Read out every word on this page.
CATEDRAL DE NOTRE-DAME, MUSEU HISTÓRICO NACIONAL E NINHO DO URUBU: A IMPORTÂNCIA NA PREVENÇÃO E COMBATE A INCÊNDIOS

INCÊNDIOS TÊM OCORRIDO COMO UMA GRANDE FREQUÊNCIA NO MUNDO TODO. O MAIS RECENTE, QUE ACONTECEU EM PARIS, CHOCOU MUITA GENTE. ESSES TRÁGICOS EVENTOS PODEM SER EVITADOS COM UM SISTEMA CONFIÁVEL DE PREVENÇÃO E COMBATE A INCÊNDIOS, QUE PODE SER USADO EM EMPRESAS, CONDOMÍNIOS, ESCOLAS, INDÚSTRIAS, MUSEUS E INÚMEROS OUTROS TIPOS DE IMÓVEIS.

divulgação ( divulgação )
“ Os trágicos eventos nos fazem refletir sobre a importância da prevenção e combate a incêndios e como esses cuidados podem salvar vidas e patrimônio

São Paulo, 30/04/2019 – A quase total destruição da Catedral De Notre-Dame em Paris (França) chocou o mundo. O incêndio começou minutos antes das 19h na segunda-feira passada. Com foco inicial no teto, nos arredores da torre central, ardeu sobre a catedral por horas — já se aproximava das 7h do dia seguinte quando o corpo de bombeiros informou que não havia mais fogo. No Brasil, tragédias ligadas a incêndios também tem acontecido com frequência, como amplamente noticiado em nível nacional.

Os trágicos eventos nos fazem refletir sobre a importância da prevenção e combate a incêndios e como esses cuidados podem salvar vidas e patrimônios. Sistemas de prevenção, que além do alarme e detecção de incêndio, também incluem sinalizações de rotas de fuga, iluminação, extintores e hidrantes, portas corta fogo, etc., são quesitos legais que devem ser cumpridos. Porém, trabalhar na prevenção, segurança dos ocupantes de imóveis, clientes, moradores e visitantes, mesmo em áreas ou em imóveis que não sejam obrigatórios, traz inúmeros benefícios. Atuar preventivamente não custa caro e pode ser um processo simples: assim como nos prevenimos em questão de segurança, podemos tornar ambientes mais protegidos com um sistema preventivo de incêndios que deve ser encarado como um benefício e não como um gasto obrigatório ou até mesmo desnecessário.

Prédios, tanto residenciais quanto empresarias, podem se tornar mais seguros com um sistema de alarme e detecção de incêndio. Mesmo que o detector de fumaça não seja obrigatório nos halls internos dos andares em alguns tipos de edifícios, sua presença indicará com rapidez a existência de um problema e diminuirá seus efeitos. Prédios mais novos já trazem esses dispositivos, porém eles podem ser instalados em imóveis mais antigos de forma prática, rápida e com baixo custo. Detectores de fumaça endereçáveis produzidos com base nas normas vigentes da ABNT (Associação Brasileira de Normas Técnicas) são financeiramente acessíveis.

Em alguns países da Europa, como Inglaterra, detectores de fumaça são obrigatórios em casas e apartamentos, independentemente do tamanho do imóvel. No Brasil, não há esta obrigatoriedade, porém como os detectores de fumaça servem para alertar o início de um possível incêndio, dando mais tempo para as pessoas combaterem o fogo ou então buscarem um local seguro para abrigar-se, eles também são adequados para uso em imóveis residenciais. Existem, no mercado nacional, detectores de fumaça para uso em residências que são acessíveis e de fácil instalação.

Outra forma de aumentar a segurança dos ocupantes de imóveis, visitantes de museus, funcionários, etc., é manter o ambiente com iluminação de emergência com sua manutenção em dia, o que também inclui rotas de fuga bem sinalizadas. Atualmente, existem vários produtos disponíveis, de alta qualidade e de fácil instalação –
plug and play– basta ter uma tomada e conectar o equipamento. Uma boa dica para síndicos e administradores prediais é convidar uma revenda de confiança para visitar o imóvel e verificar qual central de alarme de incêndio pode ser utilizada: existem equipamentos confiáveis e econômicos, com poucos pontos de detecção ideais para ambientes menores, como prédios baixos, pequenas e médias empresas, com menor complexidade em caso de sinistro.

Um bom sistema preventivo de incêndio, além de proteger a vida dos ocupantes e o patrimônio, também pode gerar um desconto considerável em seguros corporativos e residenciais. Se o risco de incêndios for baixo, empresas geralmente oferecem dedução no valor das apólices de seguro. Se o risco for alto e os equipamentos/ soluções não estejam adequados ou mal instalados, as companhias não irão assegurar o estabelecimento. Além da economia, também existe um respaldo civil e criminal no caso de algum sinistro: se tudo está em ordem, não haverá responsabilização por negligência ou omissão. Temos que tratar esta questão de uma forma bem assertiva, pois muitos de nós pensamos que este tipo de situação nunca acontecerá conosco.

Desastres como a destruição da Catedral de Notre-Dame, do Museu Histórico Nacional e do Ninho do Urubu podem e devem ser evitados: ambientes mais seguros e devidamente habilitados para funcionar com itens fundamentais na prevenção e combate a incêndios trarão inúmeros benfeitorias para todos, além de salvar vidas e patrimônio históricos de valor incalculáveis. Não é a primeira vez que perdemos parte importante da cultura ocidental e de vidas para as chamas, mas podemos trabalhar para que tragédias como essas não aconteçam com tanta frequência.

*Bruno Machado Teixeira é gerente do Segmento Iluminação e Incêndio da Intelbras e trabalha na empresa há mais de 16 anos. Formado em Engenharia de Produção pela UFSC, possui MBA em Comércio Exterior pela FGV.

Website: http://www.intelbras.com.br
========================================================================
§ **Brief**
Copy out all of the records shown above exactly.

§ **Complete output**
Read out every word on this page.
CATEDRAL DE NOTRE-DAME, MUSEU HISTÓRICO NACIONAL E NINHO DO URUBU: A IMPORTÂNCIA NA PREVENÇÃO E COMBATE A INCÊNDIOS

INCÊNDIOS TÊM OCORRIDO COMO UMA GRANDE FREQUÊNCIA NO MUNDO TODO. O MAIS RECENTE, QUE ACONTECEU EM PARIS, CHOCOU MUITA GENTE. ESSES TRÁGICOS EVENTOS PODEM SER EVITADOS COM UM SISTEMA CONFIÁVEL DE PREVENÇÃO E COMBATE A INCÊNDIOS, QUE PODE SER USADO EM EMPRESAS, CONDOMÍNIOS, ESCOLAS, INDÚSTRIAS, MUSEUS E INÚMEROS OUTROS TIPOS DE IMÓVEIS.

divulgação ( divulgação )
“ Os trágicos eventos nos fazem refletir sobre a importância da prevenção e combate a incêndios e como esses cuidados podem salvar vidas e patrimônio

São Paulo, 30/04/2019 – A quase total destruição da Catedral De Notre-Dame em Paris (França) chocou o mundo. O incêndio começou minutos antes das 19h na segunda-feira passada. Com foco inicial no teto, nos arredores da torre central, ardeu sobre a catedral por horas — já se aproximava das 7h do dia seguinte quando o corpo de bombeiros informou que não havia mais fogo. No Brasil, tragédias ligadas a incêndios também tem acontecido com frequência, como amplamente noticiado em nível nacional.

Os trágicos eventos nos fazem refletir sobre a importância da prevenção e combate a incêndios e como esses cuidados podem salvar vidas e patrimônios. Sistemas de prevenção, que além do alarme e detecção de incêndio, também incluem sinalizações de rotas de fuga, iluminação, extintores e hidrantes, portas corta fogo, etc., são quesitos legais que devem ser cumpridos. Porém, trabalhar na prevenção, segurança dos ocupantes de imóveis, clientes, moradores e visitantes, mesmo em áreas ou em imóveis que não sejam obrigatórios, traz inúmeros benefícios. Atuar preventivamente não custa caro e pode ser um processo simples: assim como nos prevenimos em questão de segurança, podemos tornar ambientes mais protegidos com um sistema preventivo de incêndios que deve ser encarado como um benefício e não como um gasto obrigatório ou até mesmo desnecessário.

Prédios, tanto residenciais quanto empresarias, podem se tornar mais seguros com um sistema de alarme e detecção de incêndio. Mesmo que o detector de fumaça não seja obrigatório nos halls internos dos andares em alguns tipos de edifícios, sua presença indicará com rapidez a existência de um problema e diminuirá seus efeitos. Prédios mais novos já trazem esses dispositivos, porém eles podem ser instalados em imóveis mais antigos de forma prática, rápida e com baixo custo. Detectores de fumaça endereçáveis produzidos com base nas normas vigentes da ABNT (Associação Brasileira de Normas Técnicas) são financeiramente acessíveis.

Em alguns países da Europa, como Inglaterra, detectores de fumaça são obrigatórios em casas e apartamentos, independentemente do tamanho do imóvel. No Brasil, não há esta obrigatoriedade, porém como os detectores de fumaça servem para alertar o início de um possível incêndio, dando mais tempo para as pessoas combaterem o fogo ou então buscarem um local seguro para abrigar-se, eles também são adequados para uso em imóveis residenciais. Existem, no mercado nacional, detectores de fumaça para uso em residências que são acessíveis e de fácil instalação.

Outra forma de aumentar a segurança dos ocupantes de imóveis, visitantes de museus, funcionários, etc., é manter o ambiente com iluminação de emergência com sua manutenção em dia, o que também inclui rotas de fuga bem sinalizadas. Atualmente, existem vários produtos disponíveis, de alta qualidade e de fácil instalação –
plug and play– basta ter uma tomada e conectar o equipamento. Uma boa dica para síndicos e administradores prediais é convidar uma revenda de confiança para visitar o imóvel e verificar qual central de alarme de incêndio pode ser utilizada: existem equipamentos confiáveis e econômicos, com poucos pontos de detecção ideais para ambientes menores, como prédios baixos, pequenas e médias empresas, com menor complexidade em caso de sinistro.

Um bom sistema preventivo de incêndio, além de proteger a vida dos ocupantes e o patrimônio, também pode gerar um desconto considerável em seguros corporativos e residenciais. Se o risco de incêndios for baixo, empresas geralmente oferecem dedução no valor das apólices de seguro. Se o risco for alto e os equipamentos/ soluções não estejam adequados ou mal instalados, as companhias não irão assegurar o estabelecimento. Além da economia, também existe um respaldo civil e criminal no caso de algum sinistro: se tudo está em ordem, não haverá responsabilização por negligência ou omissão. Temos que tratar esta questão de uma forma bem assertiva, pois muitos de nós pensamos que este tipo de situação nunca acontecerá conosco.

Desastres como a destruição da Catedral de Notre-Dame, do Museu Histórico Nacional e do Ninho do Urubu podem e devem ser evitados: ambientes mais seguros e devidamente habilitados para funcionar com itens fundamentais na prevenção e combate a incêndios trarão inúmeros benfeitorias para todos, além de salvar vidas e patrimônio históricos de valor incalculáveis. Não é a primeira vez que perdemos parte importante da cultura ocidental e de vidas para as chamas, mas podemos trabalhar para que tragédias como essas não aconteçam com tanta frequência.

*Bruno Machado Teixeira é gerente do Segmento Iluminação e Incêndio da Intelbras e trabalha na empresa há mais de 16 anos. Formado em Engenharia de Produção pela UFSC, possui MBA em Comércio Exterior pela FGV.

Website: http://www.intelbras.com.br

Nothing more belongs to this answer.